■ INSTRUCTIONS FOR THE TASK: Tally how many lines hold the string "settings". Your reply should be that number alone.

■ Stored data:
(begin)

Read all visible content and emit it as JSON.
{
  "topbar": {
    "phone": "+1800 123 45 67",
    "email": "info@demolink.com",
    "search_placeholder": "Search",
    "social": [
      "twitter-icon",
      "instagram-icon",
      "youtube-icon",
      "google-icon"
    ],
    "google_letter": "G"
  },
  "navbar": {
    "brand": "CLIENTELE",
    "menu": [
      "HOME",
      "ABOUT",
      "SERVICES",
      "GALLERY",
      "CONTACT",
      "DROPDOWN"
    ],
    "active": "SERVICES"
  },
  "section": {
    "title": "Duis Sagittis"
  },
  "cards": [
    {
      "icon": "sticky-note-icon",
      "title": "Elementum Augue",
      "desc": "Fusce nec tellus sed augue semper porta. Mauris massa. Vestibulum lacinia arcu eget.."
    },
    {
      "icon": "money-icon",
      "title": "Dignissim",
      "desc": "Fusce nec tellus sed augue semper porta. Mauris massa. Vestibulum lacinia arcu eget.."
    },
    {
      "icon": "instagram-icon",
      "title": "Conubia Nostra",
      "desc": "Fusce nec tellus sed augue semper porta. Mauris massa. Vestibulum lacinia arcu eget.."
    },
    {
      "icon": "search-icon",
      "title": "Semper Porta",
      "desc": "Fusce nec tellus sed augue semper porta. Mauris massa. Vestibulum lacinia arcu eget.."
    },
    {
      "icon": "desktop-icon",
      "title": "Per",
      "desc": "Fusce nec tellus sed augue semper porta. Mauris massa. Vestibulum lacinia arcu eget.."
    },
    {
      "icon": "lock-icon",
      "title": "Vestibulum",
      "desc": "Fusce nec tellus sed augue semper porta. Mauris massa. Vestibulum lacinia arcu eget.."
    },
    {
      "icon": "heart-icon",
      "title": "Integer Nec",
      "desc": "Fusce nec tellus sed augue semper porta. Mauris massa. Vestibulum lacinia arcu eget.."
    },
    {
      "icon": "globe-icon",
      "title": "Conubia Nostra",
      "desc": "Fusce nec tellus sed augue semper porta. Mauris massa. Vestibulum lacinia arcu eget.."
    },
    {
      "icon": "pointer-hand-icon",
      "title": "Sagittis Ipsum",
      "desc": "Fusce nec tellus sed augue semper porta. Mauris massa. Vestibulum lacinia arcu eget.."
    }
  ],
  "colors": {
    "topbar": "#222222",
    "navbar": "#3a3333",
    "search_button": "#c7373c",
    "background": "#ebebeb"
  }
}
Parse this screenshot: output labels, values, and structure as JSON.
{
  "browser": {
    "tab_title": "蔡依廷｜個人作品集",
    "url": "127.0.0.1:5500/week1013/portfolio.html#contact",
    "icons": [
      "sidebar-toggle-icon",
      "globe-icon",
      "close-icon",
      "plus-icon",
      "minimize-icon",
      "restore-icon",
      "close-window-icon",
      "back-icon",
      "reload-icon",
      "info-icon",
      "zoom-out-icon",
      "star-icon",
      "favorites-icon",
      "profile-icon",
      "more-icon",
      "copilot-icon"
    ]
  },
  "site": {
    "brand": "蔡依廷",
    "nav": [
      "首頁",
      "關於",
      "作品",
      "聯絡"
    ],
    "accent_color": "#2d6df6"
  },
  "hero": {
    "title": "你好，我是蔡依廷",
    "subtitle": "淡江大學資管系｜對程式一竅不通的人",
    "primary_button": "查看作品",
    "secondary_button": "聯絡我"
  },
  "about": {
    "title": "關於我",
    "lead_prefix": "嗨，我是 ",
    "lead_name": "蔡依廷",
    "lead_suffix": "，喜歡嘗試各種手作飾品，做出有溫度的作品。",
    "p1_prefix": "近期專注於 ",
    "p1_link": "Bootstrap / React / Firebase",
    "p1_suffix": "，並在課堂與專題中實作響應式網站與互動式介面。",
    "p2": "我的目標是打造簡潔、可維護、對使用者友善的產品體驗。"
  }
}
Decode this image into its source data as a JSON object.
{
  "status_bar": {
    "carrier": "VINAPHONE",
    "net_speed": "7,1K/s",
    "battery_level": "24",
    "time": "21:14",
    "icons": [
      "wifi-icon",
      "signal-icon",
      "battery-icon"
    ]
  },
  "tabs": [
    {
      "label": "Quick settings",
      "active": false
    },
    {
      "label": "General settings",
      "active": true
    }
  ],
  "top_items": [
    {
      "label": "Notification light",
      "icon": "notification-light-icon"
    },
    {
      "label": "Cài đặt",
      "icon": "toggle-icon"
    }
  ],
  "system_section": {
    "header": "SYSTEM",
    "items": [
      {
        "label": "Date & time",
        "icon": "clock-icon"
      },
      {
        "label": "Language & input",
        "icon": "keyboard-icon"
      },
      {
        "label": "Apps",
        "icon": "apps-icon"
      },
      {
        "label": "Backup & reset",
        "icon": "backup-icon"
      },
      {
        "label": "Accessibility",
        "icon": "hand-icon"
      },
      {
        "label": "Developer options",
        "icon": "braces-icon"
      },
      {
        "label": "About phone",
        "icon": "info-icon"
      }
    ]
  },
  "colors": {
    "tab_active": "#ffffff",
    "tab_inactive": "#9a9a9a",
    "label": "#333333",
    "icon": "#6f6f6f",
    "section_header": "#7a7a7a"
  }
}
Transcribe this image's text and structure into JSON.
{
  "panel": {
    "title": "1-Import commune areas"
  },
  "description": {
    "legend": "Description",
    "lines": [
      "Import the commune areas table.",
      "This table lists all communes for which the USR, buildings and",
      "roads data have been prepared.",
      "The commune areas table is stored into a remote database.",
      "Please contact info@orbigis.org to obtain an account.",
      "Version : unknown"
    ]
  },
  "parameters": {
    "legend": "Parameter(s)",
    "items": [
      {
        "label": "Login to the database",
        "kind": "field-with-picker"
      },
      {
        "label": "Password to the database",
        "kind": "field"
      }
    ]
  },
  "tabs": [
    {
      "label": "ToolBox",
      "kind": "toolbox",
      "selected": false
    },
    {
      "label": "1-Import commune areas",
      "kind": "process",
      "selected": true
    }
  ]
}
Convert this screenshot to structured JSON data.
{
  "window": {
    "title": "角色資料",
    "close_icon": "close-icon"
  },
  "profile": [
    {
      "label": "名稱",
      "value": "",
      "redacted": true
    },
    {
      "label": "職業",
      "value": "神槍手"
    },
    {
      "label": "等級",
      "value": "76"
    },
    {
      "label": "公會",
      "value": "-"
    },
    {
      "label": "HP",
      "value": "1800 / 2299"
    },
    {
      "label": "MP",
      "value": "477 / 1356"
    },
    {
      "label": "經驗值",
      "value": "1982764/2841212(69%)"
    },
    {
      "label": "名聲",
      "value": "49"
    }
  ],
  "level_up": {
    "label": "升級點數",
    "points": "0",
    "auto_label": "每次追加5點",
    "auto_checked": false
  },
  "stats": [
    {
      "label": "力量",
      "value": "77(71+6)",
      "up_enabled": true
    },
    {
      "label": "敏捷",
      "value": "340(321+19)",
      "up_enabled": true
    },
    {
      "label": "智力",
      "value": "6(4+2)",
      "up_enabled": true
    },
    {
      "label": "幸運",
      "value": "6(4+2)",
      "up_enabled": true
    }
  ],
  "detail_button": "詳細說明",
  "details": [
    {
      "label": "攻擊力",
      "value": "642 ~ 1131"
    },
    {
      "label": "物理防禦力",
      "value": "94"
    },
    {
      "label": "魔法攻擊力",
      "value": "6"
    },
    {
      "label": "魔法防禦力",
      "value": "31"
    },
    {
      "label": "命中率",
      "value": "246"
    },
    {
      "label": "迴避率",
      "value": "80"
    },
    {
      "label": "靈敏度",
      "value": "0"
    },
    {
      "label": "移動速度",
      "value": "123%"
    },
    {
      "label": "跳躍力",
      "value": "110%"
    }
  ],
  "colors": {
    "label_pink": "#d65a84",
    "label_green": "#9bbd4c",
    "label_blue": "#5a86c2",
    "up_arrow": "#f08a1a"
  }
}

(end)

■ EXERCISE RESULT: 2